## The request
Transcribe every entry word for word, leaving out all images.

[Stored records]
-=-=-=-=-

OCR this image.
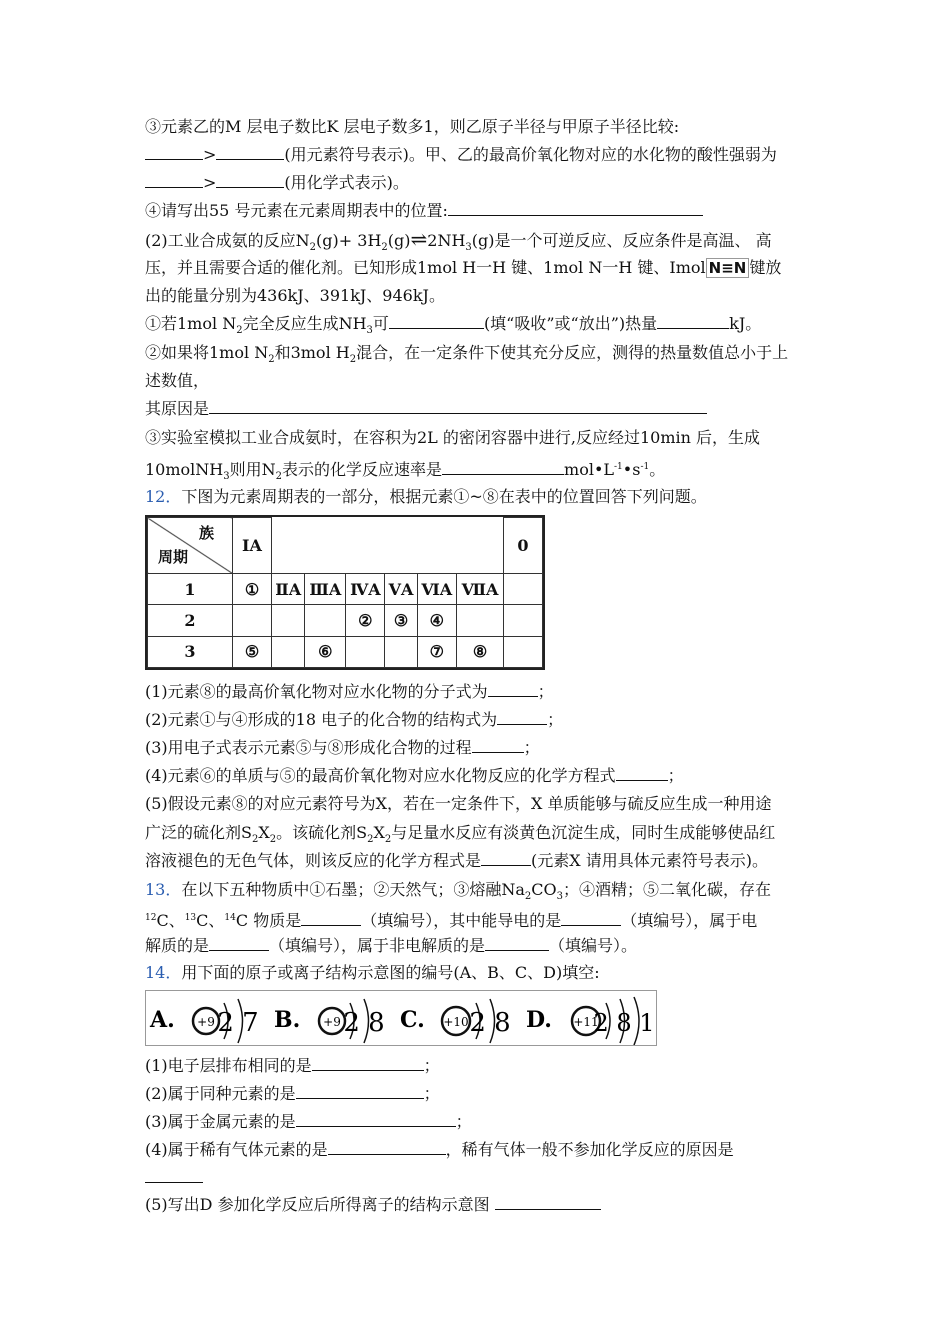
③元素乙的M 层电子数比K 层电子数多1，则乙原子半径与甲原子半径比较:
>	(用元素符号表示)。甲、乙的最高价氧化物对应的水化物的酸性强弱为
>	(用化学式表示)。
④请写出55 号元素在元素周期表中的位置:
(2)工业合成氨的反应$N_2(g)+$ $3H_2(g)\rightleftharpoons 2NH_3(g)$是一个可逆反应、反应条件是高温、 高
压，并且需要合适的催化剂。已知形成1mol H一H 键、1mol N一H 键、Imol N≡N 键放
出的能量分别为436kJ、391kJ、946kJ。
①若1mol $N_2$完全反应生成$NH_3$可	(填“吸收”或“放出”)热量	kJ。
②如果将1mol $N_2$和3mol $H_2$混合，在一定条件下使其充分反应，测得的热量数值总小于上
述数值，
其原因是
③实验室模拟工业合成氨时，在容积为2L 的密闭容器中进行,反应经过10min 后，生成
10molNH$_3$则用$N_2$表示的化学反应速率是	$mol•L^{-1}•s^{-1}$。
12．下图为元素周期表的一部分，根据元素①~⑧在表中的位置回答下列问题。
族
周期	IA							0
1	①	ⅡA	ⅢA	ⅣA	ⅤA	ⅥA	ⅦA	
2				②	③	④		
3	⑤		⑥			⑦	⑧	
(1)元素⑧的最高价氧化物对应水化物的分子式为	；
(2)元素①与④形成的18 电子的化合物的结构式为	；
(3)用电子式表示元素⑤与⑧形成化合物的过程	；
(4)元素⑥的单质与⑤的最高价氧化物对应水化物反应的化学方程式	；
(5)假设元素⑧的对应元素符号为X，若在一定条件下，X 单质能够与硫反应生成一种用途
广泛的硫化剂$S_2X_2$。该硫化剂$S_2X_2$与足量水反应有淡黄色沉淀生成，同时生成能够使品红
溶液褪色的无色气体，则该反应的化学方程式是	(元素X 请用具体元素符号表示)。
13．在以下五种物质中①石墨；②天然气；③熔融$Na_2CO_3$；④酒精；⑤二氧化碳，存在
$^{12}$C、$^{13}$C、$^{14}$C 物质是	（填编号），其中能导电的是	（填编号），属于电
解质的是	（填编号），属于非电解质的是	（填编号）。
14．用下面的原子或离子结构示意图的编号(A、B、C、D)填空:
A. +9 2 7 B. +9 2 8 C. +10 2 8 D. +11
2 8 1
(1)电子层排布相同的是	；
(2)属于同种元素的是	；
(3)属于金属元素的是	；
(4)属于稀有气体元素的是	，稀有气体一般不参加化学反应的原因是
(5)写出D 参加化学反应后所得离子的结构示意图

-=-=-=-=-

## Solution for this exercise
OCR this image.
③元素乙的M 层电子数比K 层电子数多1，则乙原子半径与甲原子半径比较:
>	(用元素符号表示)。甲、乙的最高价氧化物对应的水化物的酸性强弱为
>	(用化学式表示)。
④请写出55 号元素在元素周期表中的位置:
(2)工业合成氨的反应$N_2(g)+$ $3H_2(g)\rightleftharpoons 2NH_3(g)$是一个可逆反应、反应条件是高温、 高
压，并且需要合适的催化剂。已知形成1mol H一H 键、1mol N一H 键、Imol N≡N 键放
出的能量分别为436kJ、391kJ、946kJ。
①若1mol $N_2$完全反应生成$NH_3$可	(填“吸收”或“放出”)热量	kJ。
②如果将1mol $N_2$和3mol $H_2$混合，在一定条件下使其充分反应，测得的热量数值总小于上
述数值，
其原因是
③实验室模拟工业合成氨时，在容积为2L 的密闭容器中进行,反应经过10min 后，生成
10molNH$_3$则用$N_2$表示的化学反应速率是	$mol•L^{-1}•s^{-1}$。
12．下图为元素周期表的一部分，根据元素①~⑧在表中的位置回答下列问题。
族
周期	IA							0
1	①	ⅡA	ⅢA	ⅣA	ⅤA	ⅥA	ⅦA	
2				②	③	④		
3	⑤		⑥			⑦	⑧	
(1)元素⑧的最高价氧化物对应水化物的分子式为	；
(2)元素①与④形成的18 电子的化合物的结构式为	；
(3)用电子式表示元素⑤与⑧形成化合物的过程	；
(4)元素⑥的单质与⑤的最高价氧化物对应水化物反应的化学方程式	；
(5)假设元素⑧的对应元素符号为X，若在一定条件下，X 单质能够与硫反应生成一种用途
广泛的硫化剂$S_2X_2$。该硫化剂$S_2X_2$与足量水反应有淡黄色沉淀生成，同时生成能够使品红
溶液褪色的无色气体，则该反应的化学方程式是	(元素X 请用具体元素符号表示)。
13．在以下五种物质中①石墨；②天然气；③熔融$Na_2CO_3$；④酒精；⑤二氧化碳，存在
$^{12}$C、$^{13}$C、$^{14}$C 物质是	（填编号），其中能导电的是	（填编号），属于电
解质的是	（填编号），属于非电解质的是	（填编号）。
14．用下面的原子或离子结构示意图的编号(A、B、C、D)填空:
A. +9 2 7 B. +9 2 8 C. +10 2 8 D. +11
2 8 1
(1)电子层排布相同的是	；
(2)属于同种元素的是	；
(3)属于金属元素的是	；
(4)属于稀有气体元素的是	，稀有气体一般不参加化学反应的原因是
(5)写出D 参加化学反应后所得离子的结构示意图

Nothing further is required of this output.